### Provided records ###

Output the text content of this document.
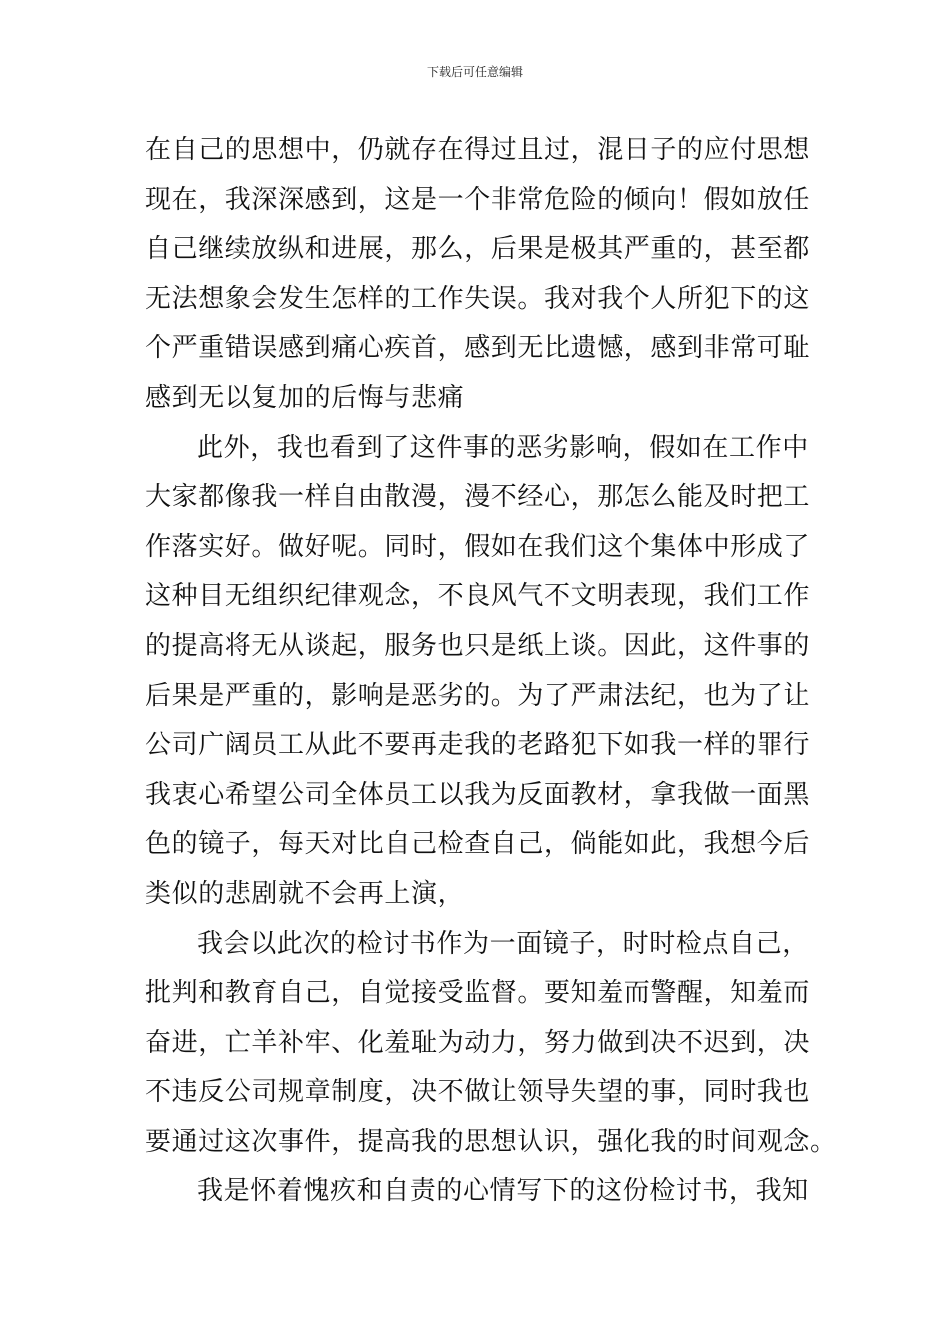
下载后可任意编辑
在自己的思想中，仍就存在得过且过，混日子的应付思想
现在，我深深感到，这是一个非常危险的倾向！假如放任
自己继续放纵和进展，那么，后果是极其严重的，甚至都
无法想象会发生怎样的工作失误。我对我个人所犯下的这
个严重错误感到痛心疾首，感到无比遗憾，感到非常可耻
感到无以复加的后悔与悲痛
此外，我也看到了这件事的恶劣影响，假如在工作中
大家都像我一样自由散漫，漫不经心，那怎么能及时把工
作落实好。做好呢。同时，假如在我们这个集体中形成了
这种目无组织纪律观念，不良风气不文明表现，我们工作
的提高将无从谈起，服务也只是纸上谈。因此，这件事的
后果是严重的，影响是恶劣的。为了严肃法纪，也为了让
公司广阔员工从此不要再走我的老路犯下如我一样的罪行
我衷心希望公司全体员工以我为反面教材，拿我做一面黑
色的镜子，每天对比自己检查自己，倘能如此，我想今后
类似的悲剧就不会再上演，
我会以此次的检讨书作为一面镜子，时时检点自己，
批判和教育自己，自觉接受监督。要知羞而警醒，知羞而
奋进，亡羊补牢、化羞耻为动力，努力做到决不迟到，决
不违反公司规章制度，决不做让领导失望的事，同时我也
要通过这次事件，提高我的思想认识，强化我的时间观念。
我是怀着愧疚和自责的心情写下的这份检讨书，我知
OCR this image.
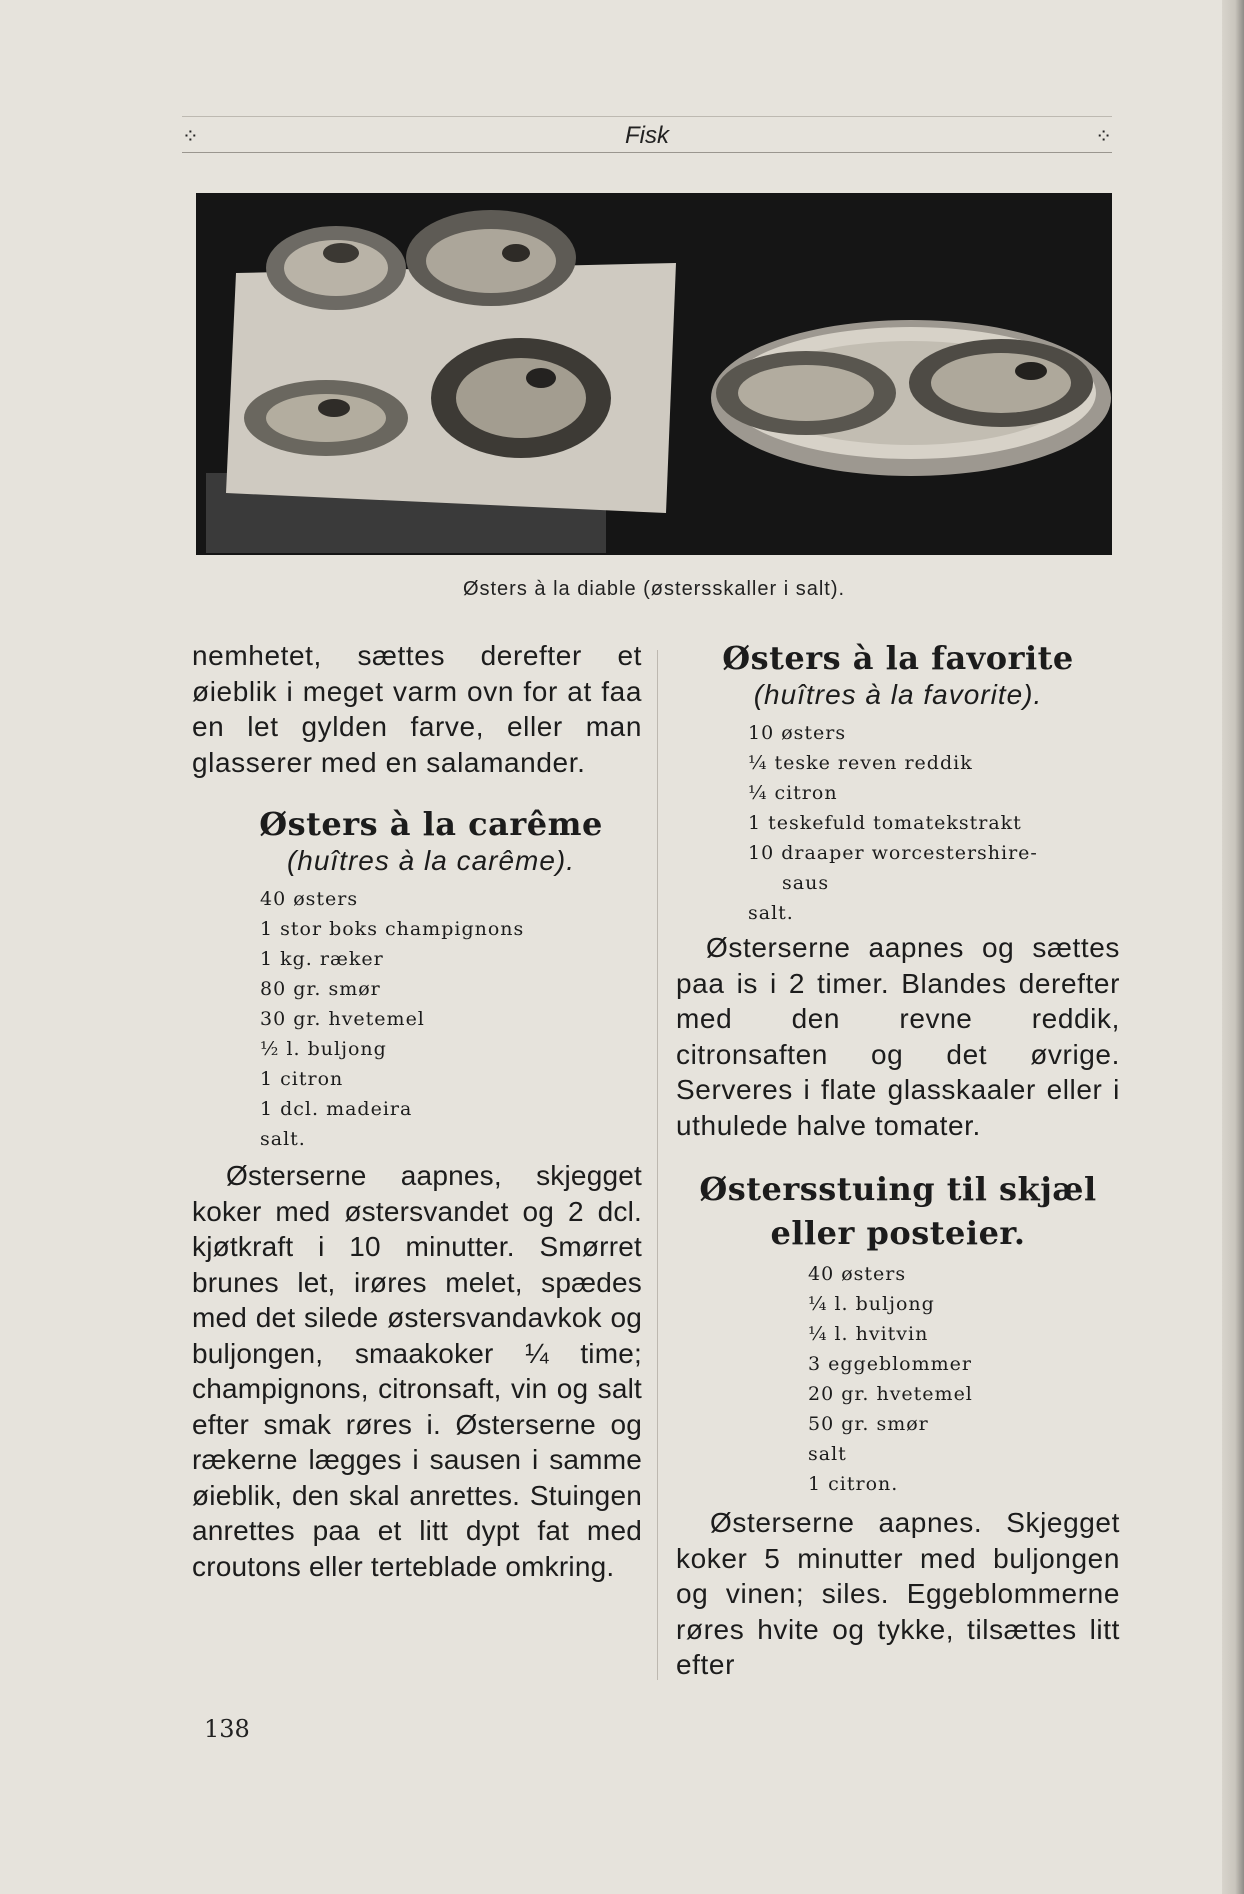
⁘	Fisk	⁘
Østers à la diable (østersskaller i salt).

nemhetet, sættes derefter et øieblik i meget varm ovn for at faa en let gylden farve, eller man glasserer med en salamander.

Østers à la carême
(huîtres à la carême).
40 østers
1 stor boks champignons
1 kg. ræker
80 gr. smør
30 gr. hvetemel
½ l. buljong
1 citron
1 dcl. madeira
salt.

Østerserne aapnes, skjegget koker med østersvandet og 2 dcl. kjøtkraft i 10 minutter. Smørret brunes let, irøres melet, spædes med det silede østersvandavkok og buljongen, smaakoker ¼ time; champignons, citronsaft, vin og salt efter smak røres i. Østerserne og rækerne lægges i sausen i samme øieblik, den skal anrettes. Stuingen anrettes paa et litt dypt fat med croutons eller terteblade omkring.

Østers à la favorite
(huîtres à la favorite).
10 østers
¼ teske reven reddik
¼ citron
1 teskefuld tomatekstrakt
10 draaper worcestershire-
saus
salt.

Østerserne aapnes og sættes paa is i 2 timer. Blandes derefter med den revne reddik, citronsaften og det øvrige. Serveres i flate glasskaaler eller i uthulede halve tomater.

Østersstuing til skjæl eller posteier.
40 østers
¼ l. buljong
¼ l. hvitvin
3 eggeblommer
20 gr. hvetemel
50 gr. smør
salt
1 citron.

Østerserne aapnes. Skjegget koker 5 minutter med buljongen og vinen; siles. Eggeblommerne røres hvite og tykke, tilsættes litt efter

138
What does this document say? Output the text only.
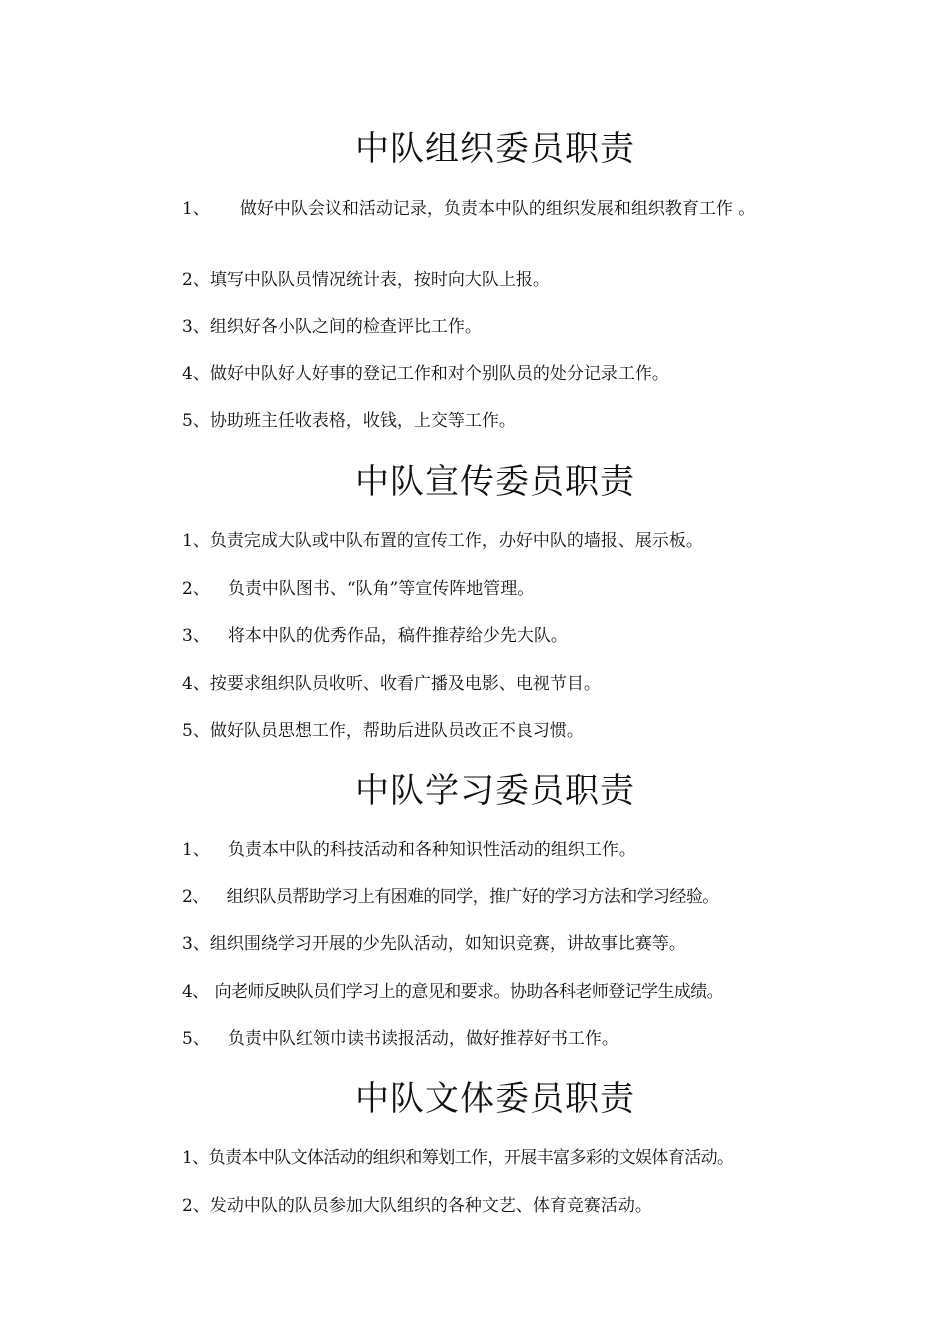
中队组织委员职责
1、 做好中队会议和活动记录，负责本中队的组织发展和组织教育工作 。
2、填写中队队员情况统计表，按时向大队上报。
3、组织好各小队之间的检查评比工作。
4、做好中队好人好事的登记工作和对个别队员的处分记录工作。
5、协助班主任收表格，收钱，上交等工作。
中队宣传委员职责
1、负责完成大队或中队布置的宣传工作，办好中队的墙报、展示板。
2、 负责中队图书、“队角”等宣传阵地管理。
3、 将本中队的优秀作品，稿件推荐给少先大队。
4、按要求组织队员收听、收看广播及电影、电视节目。
5、做好队员思想工作，帮助后进队员改正不良习惯。
中队学习委员职责
1、 负责本中队的科技活动和各种知识性活动的组织工作。
2、 组织队员帮助学习上有困难的同学，推广好的学习方法和学习经验。
3、组织围绕学习开展的少先队活动，如知识竞赛，讲故事比赛等。
4、 向老师反映队员们学习上的意见和要求。协助各科老师登记学生成绩。
5、 负责中队红领巾读书读报活动，做好推荐好书工作。
中队文体委员职责
1、负责本中队文体活动的组织和筹划工作，开展丰富多彩的文娱体育活动。
2、发动中队的队员参加大队组织的各种文艺、体育竞赛活动。
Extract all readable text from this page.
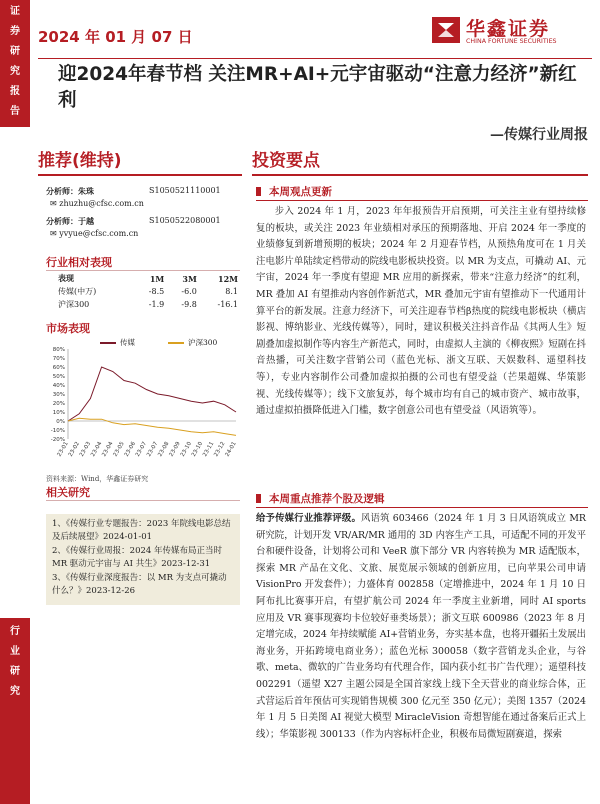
证
券
研
究
报
告
行
业
研
究
2024 年 01 月 07 日	华鑫证券
CHINA FORTUNE SECURITIES
迎2024年春节档 关注MR+AI+元宇宙驱动“注意力经济”新红利
—传媒行业周报
推荐(维持)	投资要点
分析师：朱珠	S1050521110001
✉ zhuzhu@cfsc.com.cn
分析师：于越	S1050522080001
✉ yvyue@cfsc.com.cn
行业相对表现
表现	1M	3M	12M
传媒(中万)	-8.5	-6.0	8.1
沪深300	-1.9	-9.8	-16.1
市场表现
传媒	沪深300
80%
70%
60%
50%
40%
30%
20%
10%
0%
-10%
-20%
23-01
23-02
23-03
23-04
23-04
23-05
23-06
23-07
23-07
23-08
23-09
23-10
23-10
23-11
23-12
24-01
资料来源：Wind，华鑫证券研究
相关研究

1、《传媒行业专题报告：2023 年院线电影总结及后续展望》2024-01-01

2、《传媒行业周报：2024 年传媒布局正当时 MR 驱动元宇宙与 AI 共生》2023-12-31

3、《传媒行业深度报告：以 MR 为支点可撬动什么？》2023-12-26

本周观点更新

步入 2024 年 1 月，2023 年年报预告开启预期，可关注主业有望持续修复的板块，或关注 2023 年业绩相对承压的预期落地、开启 2024 年一季度的业绩修复到新增预期的板块；2024 年 2 月迎春节档，从预热角度可在 1 月关注电影片单陆续定档带动的院线电影板块投资。以 MR 为支点，可撬动 AI、元宇宙，2024 年一季度有望迎 MR 应用的新探索，带来“注意力经济”的红利，MR 叠加 AI 有望推动内容创作新范式，MR 叠加元宇宙有望推动下一代通用计算平台的新发展。注意力经济下，可关注迎春节档β热度的院线电影板块（横店影视、博纳影业、光线传媒等），同时，建议积极关注抖音作品《其两人生》短剧叠加虚拟制作等内容生产新范式，同时，由虚拟人主演的《柳夜熙》短剧在抖音热播，可关注数字营销公司（蓝色光标、浙文互联、天娱数科、遥望科技等），专业内容制作公司叠加虚拟拍摄的公司也有望受益（芒果超媒、华策影视、光线传媒等）；线下文旅复苏，每个城市均有自己的城市资产、城市故事，通过虚拟拍摄降低进入门槛，数字创意公司也有望受益（风语筑等）。

本周重点推荐个股及逻辑

给予传媒行业推荐评级。风语筑 603466（2024 年 1 月 3 日风语筑成立 MR 研究院，计划开发 VR/AR/MR 通用的 3D 内容生产工具，可适配不同的开发平台和硬件设备，计划将公司和 VeeR 旗下部分 VR 内容转换为 MR 适配版本，探索 MR 产品在文化、文旅、展览展示领域的创新应用，已向苹果公司申请 VisionPro 开发套件）；力盛体育 002858（定增推进中，2024 年 1 月 10 日阿布扎比赛事开启，有望扩航公司 2024 年一季度主业新增，同时 AI sports 应用及 VR 赛事现赛均卡位较好垂类场景）；浙文互联 600986（2023 年 8 月定增完成，2024 年持续赋能 AI+营销业务，夯实基本盘，也将开疆拓土发展出海业务，开拓跨境电商业务）；蓝色光标 300058（数字营销龙头企业，与谷歌、meta、微软的广告业务均有代理合作，国内获小红书广告代理）；遥望科技 002291（遥望 X27 主题公园是全国首家线上线下全天营业的商业综合体，正式营运后首年预估可实现销售规模 300 亿元至 350 亿元）；美图 1357（2024 年 1 月 5 日美图 AI 视觉大模型 MiracleVision 奇想智能在通过备案后正式上线）；华策影视 300133（作为内容标杆企业，积极布局微短剧赛道，探索
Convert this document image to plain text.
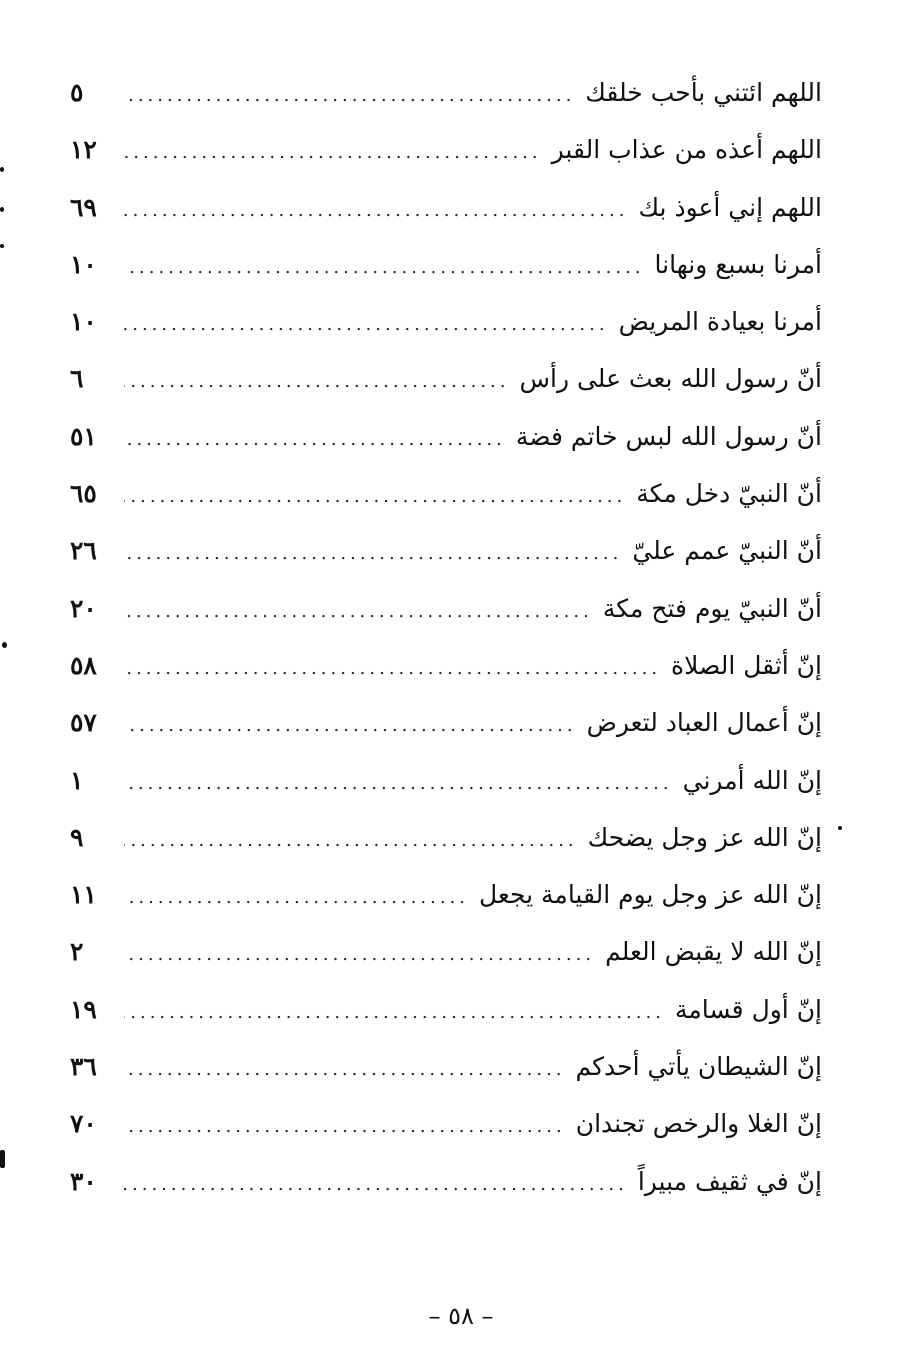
اللهم ائتني بأحب خلقك
.....
٥
اللهم أعذه من عذاب القبر
.....
١٢
اللهم إني أعوذ بك
.....
٦٩
أمرنا بسبع ونهانا
.....
١٠
أمرنا بعيادة المريض
.....
١٠
أنّ رسول الله بعث على رأس
.....
٦
أنّ رسول الله لبس خاتم فضة
.....
٥١
أنّ النبيّ دخل مكة
.....
٦٥
أنّ النبيّ عمم عليّ
.....
٢٦
أنّ النبيّ يوم فتح مكة
.....
٢٠
إنّ أثقل الصلاة
.....
٥٨
إنّ أعمال العباد لتعرض
.....
٥٧
إنّ الله أمرني
.....
١
إنّ الله عز وجل يضحك
.....
٩
إنّ الله عز وجل يوم القيامة يجعل
.....
١١
إنّ الله لا يقبض العلم
.....
٢
إنّ أول قسامة
.....
١٩
إنّ الشيطان يأتي أحدكم
.....
٣٦
إنّ الغلا والرخص تجندان
.....
٧٠
إنّ في ثقيف مبيراً
.....
٣٠
– ٥٨ –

###

**Set exercise**
Show each line in the entries that holds the string "注意力经济".

**Answer to the problem**
迎2024年春节档 关注MR+AI+元宇宙驱动“注意力经济”新红利
步入 2024 年 1 月，2023 年年报预告开启预期，可关注主业有望持续修复的板块，或关注 2023 年业绩相对承压的预期落地、开启 2024 年一季度的业绩修复到新增预期的板块；2024 年 2 月迎春节档，从预热角度可在 1 月关注电影片单陆续定档带动的院线电影板块投资。以 MR 为支点，可撬动 AI、元宇宙，2024 年一季度有望迎 MR 应用的新探索，带来“注意力经济”的红利，MR 叠加 AI 有望推动内容创作新范式，MR 叠加元宇宙有望推动下一代通用计算平台的新发展。注意力经济下，可关注迎春节档β热度的院线电影板块（横店影视、博纳影业、光线传媒等），同时，建议积极关注抖音作品《其两人生》短剧叠加虚拟制作等内容生产新范式，同时，由虚拟人主演的《柳夜熙》短剧在抖音热播，可关注数字营销公司（蓝色光标、浙文互联、天娱数科、遥望科技等），专业内容制作公司叠加虚拟拍摄的公司也有望受益（芒果超媒、华策影视、光线传媒等）；线下文旅复苏，每个城市均有自己的城市资产、城市故事，通过虚拟拍摄降低进入门槛，数字创意公司也有望受益（风语筑等）。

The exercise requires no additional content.